Instructions to follow:
Skip the pictures and repeat each line of the data exactly.

Input for this task:
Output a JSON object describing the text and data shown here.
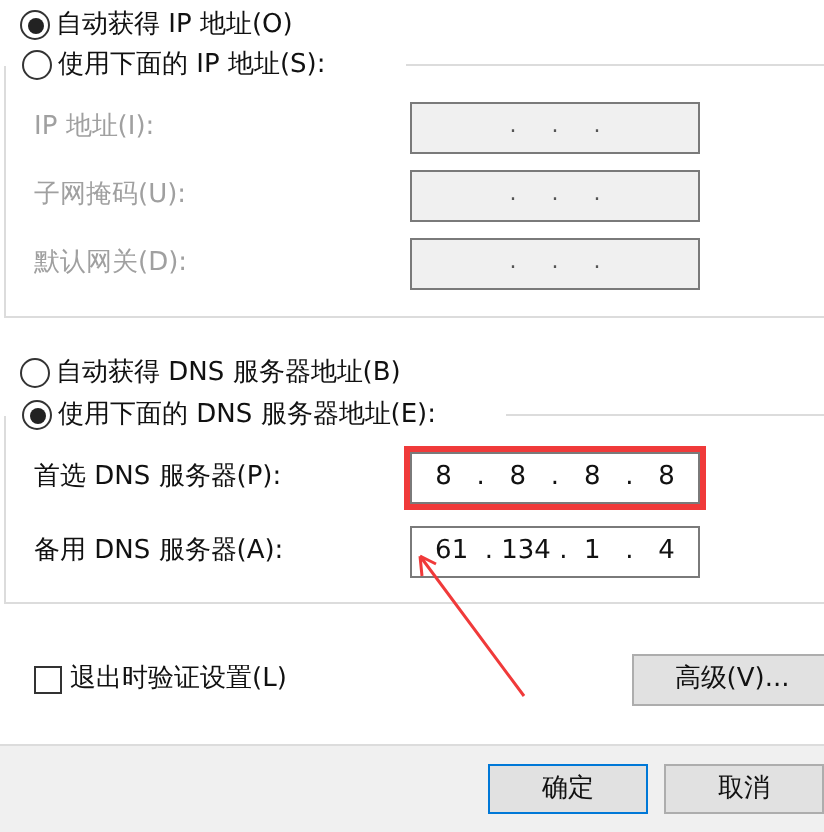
{
  "ip_mode": [
    {
      "label": "自动获得 IP 地址(O)",
      "selected": true
    },
    {
      "label": "使用下面的 IP 地址(S):",
      "selected": false
    }
  ],
  "ip_fields": [
    {
      "label": "IP 地址(I):",
      "value": ".     .     .",
      "disabled": true
    },
    {
      "label": "子网掩码(U):",
      "value": ".     .     .",
      "disabled": true
    },
    {
      "label": "默认网关(D):",
      "value": ".     .     .",
      "disabled": true
    }
  ],
  "dns_mode": [
    {
      "label": "自动获得 DNS 服务器地址(B)",
      "selected": false
    },
    {
      "label": "使用下面的 DNS 服务器地址(E):",
      "selected": true
    }
  ],
  "dns_fields": [
    {
      "label": "首选 DNS 服务器(P):",
      "value": "8   .   8   .   8   .   8",
      "disabled": false,
      "highlighted": true
    },
    {
      "label": "备用 DNS 服务器(A):",
      "value": "61  . 134 .  1   .   4",
      "disabled": false,
      "highlighted": false
    }
  ],
  "validate_on_exit": {
    "label": "退出时验证设置(L)",
    "checked": false
  },
  "advanced_button": "高级(V)...",
  "buttons": [
    "确定",
    "取消"
  ]
}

Answer for this exercise:
Output a JSON object describing the text and data shown here.
{
  "ip_mode": [
    {
      "label": "自动获得 IP 地址(O)",
      "selected": true
    },
    {
      "label": "使用下面的 IP 地址(S):",
      "selected": false
    }
  ],
  "ip_fields": [
    {
      "label": "IP 地址(I):",
      "value": ".     .     .",
      "disabled": true
    },
    {
      "label": "子网掩码(U):",
      "value": ".     .     .",
      "disabled": true
    },
    {
      "label": "默认网关(D):",
      "value": ".     .     .",
      "disabled": true
    }
  ],
  "dns_mode": [
    {
      "label": "自动获得 DNS 服务器地址(B)",
      "selected": false
    },
    {
      "label": "使用下面的 DNS 服务器地址(E):",
      "selected": true
    }
  ],
  "dns_fields": [
    {
      "label": "首选 DNS 服务器(P):",
      "value": "8   .   8   .   8   .   8",
      "disabled": false,
      "highlighted": true
    },
    {
      "label": "备用 DNS 服务器(A):",
      "value": "61  . 134 .  1   .   4",
      "disabled": false,
      "highlighted": false
    }
  ],
  "validate_on_exit": {
    "label": "退出时验证设置(L)",
    "checked": false
  },
  "advanced_button": "高级(V)...",
  "buttons": [
    "确定",
    "取消"
  ]
}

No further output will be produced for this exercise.